## ARBEITSAUFTRAG A
Wofür steht laut dem Text über Rotationskörper das Kürzel „St“ im Dateinamen der Achse?
## ARBEITSAUFTRAG B
Gib aus dem Text über Rotationskörper die Stelle zwischen „Um einen Volumenkörper“ und „Klammern befasst ist.)“ einschließlich wortgetreu aus.

3 Drehteile en masse: Rotationskörper
(Teil 1)
Genauso häufig wie die Extrusion wird die Rotation angewendet, eine Funktion zur Erzeugung rotationssymmetrischer Körper wie Achsen, Wellen, Cognacgläser.
Um einen Volumenkörper zu rotieren, zeichnen Sie einen geschlossenen Querschnitt und eine Mittellinie. Der Querschnitt wird um diese Mittellinie rotiert, wodurch ein Regelkörper entsteht. Alle Drehteile können durch Rotation konstruiert werden – bei manchen allerdings fahren Sie besser mit der Extrusion: Der Trick besteht immer darin, das zweckmäßige Verfahren zu wählen.
3.1 Eine Achse für die Führung
Konstruieren Sie eine Achse mit zwei umlaufenden Kerben für Sicherungsscheiben:
Erstellen Sie ein neues Teil und speichern Sie es sofort unter St Führung Achse. (St steht für die Baugruppe Stanze, diejenige also, die mit dem Klammern befasst ist.)

## GESPEICHERTE ZEILEN

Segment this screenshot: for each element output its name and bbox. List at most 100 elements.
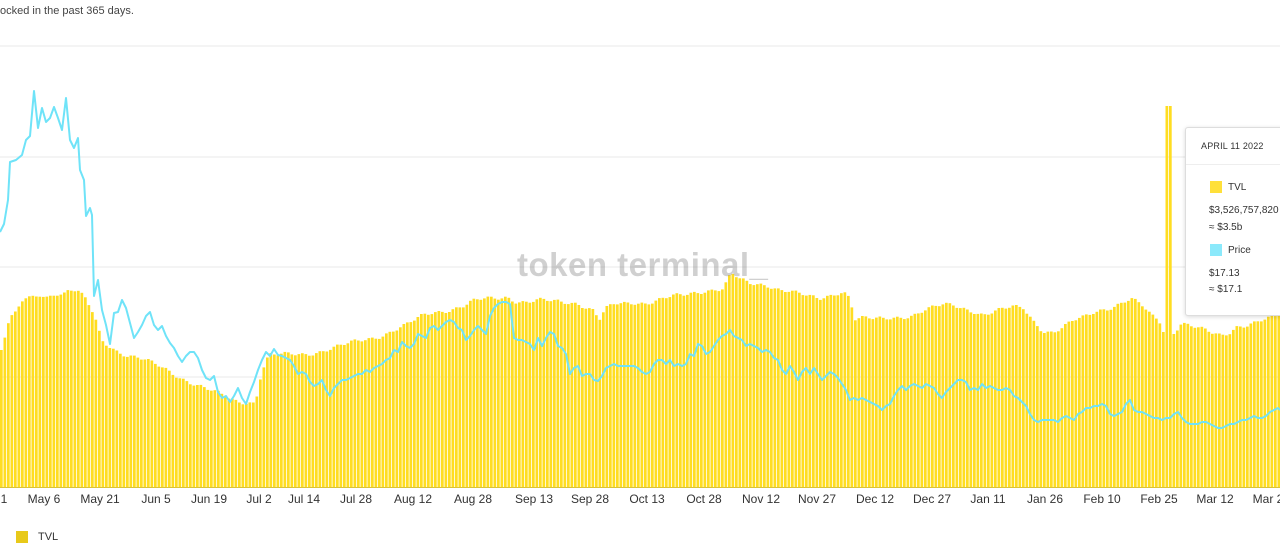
tvl-bar[interactable] xyxy=(794,290,798,487)
tvl-bar[interactable] xyxy=(651,303,654,487)
tvl-bar[interactable] xyxy=(584,308,588,487)
tvl-bar[interactable] xyxy=(885,319,889,487)
tvl-bar[interactable] xyxy=(469,300,472,487)
tvl-bar[interactable] xyxy=(1144,309,1148,487)
tvl-bar[interactable] xyxy=(1081,315,1085,487)
tvl-bar[interactable] xyxy=(595,315,598,487)
tvl-bar[interactable] xyxy=(378,338,381,487)
tvl-bar[interactable] xyxy=(976,313,980,487)
tvl-bar[interactable] xyxy=(24,298,28,487)
tvl-bar[interactable] xyxy=(913,313,917,487)
tvl-bar[interactable] xyxy=(402,324,406,487)
tvl-bar[interactable] xyxy=(980,313,983,488)
tvl-bar[interactable] xyxy=(682,295,686,487)
tvl-bar[interactable] xyxy=(311,355,315,488)
tvl-bar[interactable] xyxy=(1127,300,1130,487)
tvl-bar[interactable] xyxy=(371,337,374,487)
tvl-bar[interactable] xyxy=(1274,316,1277,487)
tvl-bar[interactable] xyxy=(203,387,206,487)
tvl-bar[interactable] xyxy=(252,402,255,488)
tvl-bar[interactable] xyxy=(192,385,196,487)
tvl-bar[interactable] xyxy=(812,295,815,487)
tvl-bar[interactable] xyxy=(658,298,661,487)
tvl-bar[interactable] xyxy=(696,293,700,487)
tvl-bar[interactable] xyxy=(1256,321,1260,487)
tvl-bar[interactable] xyxy=(437,311,441,487)
tvl-bar[interactable] xyxy=(1078,317,1081,487)
tvl-bar[interactable] xyxy=(735,277,738,487)
tvl-bar[interactable] xyxy=(1039,331,1043,487)
tvl-bar[interactable] xyxy=(759,283,763,487)
tvl-bar[interactable] xyxy=(1165,106,1169,487)
tvl-bar[interactable] xyxy=(1246,326,1249,487)
tvl-bar[interactable] xyxy=(364,340,367,487)
tvl-bar[interactable] xyxy=(924,310,927,487)
tvl-bar[interactable] xyxy=(1067,321,1071,487)
tvl-bar[interactable] xyxy=(528,302,532,487)
tvl-bar[interactable] xyxy=(1102,309,1106,487)
tvl-bar[interactable] xyxy=(1218,333,1221,488)
tvl-bar[interactable] xyxy=(654,300,658,487)
tvl-bar[interactable] xyxy=(336,344,339,487)
tvl-bar[interactable] xyxy=(647,304,651,487)
tvl-bar[interactable] xyxy=(1092,314,1095,487)
tvl-bar[interactable] xyxy=(1137,302,1141,487)
tvl-bar[interactable] xyxy=(518,302,521,487)
tvl-bar[interactable] xyxy=(87,305,91,487)
tvl-bar[interactable] xyxy=(766,287,770,487)
tvl-bar[interactable] xyxy=(455,307,458,487)
tvl-bar[interactable] xyxy=(637,303,640,487)
tvl-bar[interactable] xyxy=(903,319,906,487)
tvl-bar[interactable] xyxy=(721,289,724,487)
tvl-bar[interactable] xyxy=(325,351,329,488)
tvl-bar[interactable] xyxy=(1267,316,1270,487)
tvl-bar[interactable] xyxy=(423,313,427,487)
tvl-bar[interactable] xyxy=(112,348,115,487)
tvl-bar[interactable] xyxy=(360,341,364,487)
tvl-bar[interactable] xyxy=(185,381,189,487)
tvl-bar[interactable] xyxy=(129,355,133,488)
tvl-bar[interactable] xyxy=(1155,318,1158,487)
tvl-bar[interactable] xyxy=(840,293,843,487)
tvl-bar[interactable] xyxy=(1130,298,1134,487)
tvl-bar[interactable] xyxy=(1025,313,1029,487)
tvl-bar[interactable] xyxy=(1197,327,1200,487)
tvl-bar[interactable] xyxy=(1123,302,1127,487)
tvl-bar[interactable] xyxy=(749,284,752,487)
tvl-bar[interactable] xyxy=(259,379,262,488)
tvl-bar[interactable] xyxy=(598,319,602,487)
tvl-bar[interactable] xyxy=(525,301,528,487)
tvl-bar[interactable] xyxy=(934,305,938,487)
tvl-bar[interactable] xyxy=(483,298,486,487)
tvl-bar[interactable] xyxy=(493,298,497,487)
tvl-bar[interactable] xyxy=(1008,307,1011,487)
tvl-bar[interactable] xyxy=(787,291,791,487)
tvl-bar[interactable] xyxy=(1109,309,1113,487)
tvl-bar[interactable] xyxy=(973,314,976,487)
tvl-bar[interactable] xyxy=(801,295,805,487)
tvl-bar[interactable] xyxy=(17,306,21,488)
tvl-bar[interactable] xyxy=(546,300,549,487)
tvl-bar[interactable] xyxy=(1095,311,1099,487)
tvl-bar[interactable] xyxy=(332,346,336,487)
tvl-bar[interactable] xyxy=(959,308,962,487)
tvl-bar[interactable] xyxy=(248,402,252,487)
tvl-bar[interactable] xyxy=(178,378,182,487)
tvl-bar[interactable] xyxy=(640,302,644,487)
tvl-bar[interactable] xyxy=(266,357,269,488)
tvl-bar[interactable] xyxy=(745,280,749,487)
tvl-bar[interactable] xyxy=(829,294,833,487)
tvl-bar[interactable] xyxy=(854,320,857,487)
tvl-bar[interactable] xyxy=(504,296,507,487)
tvl-bar[interactable] xyxy=(126,356,129,487)
tvl-bar[interactable] xyxy=(1193,327,1197,487)
tvl-bar[interactable] xyxy=(815,298,819,487)
tvl-bar[interactable] xyxy=(73,291,77,487)
tvl-bar[interactable] xyxy=(563,303,567,487)
tvl-bar[interactable] xyxy=(763,285,766,487)
tvl-bar[interactable] xyxy=(122,356,126,487)
tvl-bar[interactable] xyxy=(1088,314,1092,487)
tvl-bar[interactable] xyxy=(1162,332,1165,487)
tvl-bar[interactable] xyxy=(161,367,164,487)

## MUSTERLÖSUNG A
Für die Baugruppe Stanze, die mit dem Klammern befasst ist.

## MUSTERLÖSUNG B
Um einen Volumenkörper zu rotieren, zeichnen Sie einen geschlossenen Querschnitt und eine Mittellinie. Der Querschnitt wird um diese Mittellinie rotiert, wodurch ein Regelkörper entsteht. Alle Drehteile können durch Rotation konstruiert werden – bei manchen allerdings fahren Sie besser mit der Extrusion: Der Trick besteht immer darin, das zweckmäßige Verfahren zu wählen.
3.1 Eine Achse für die Führung
Konstruieren Sie eine Achse mit zwei umlaufenden Kerben für Sicherungsscheiben:
Erstellen Sie ein neues Teil und speichern Sie es sofort unter St Führung Achse. (St steht für die Baugruppe Stanze, diejenige also, die mit dem Klammern befasst ist.)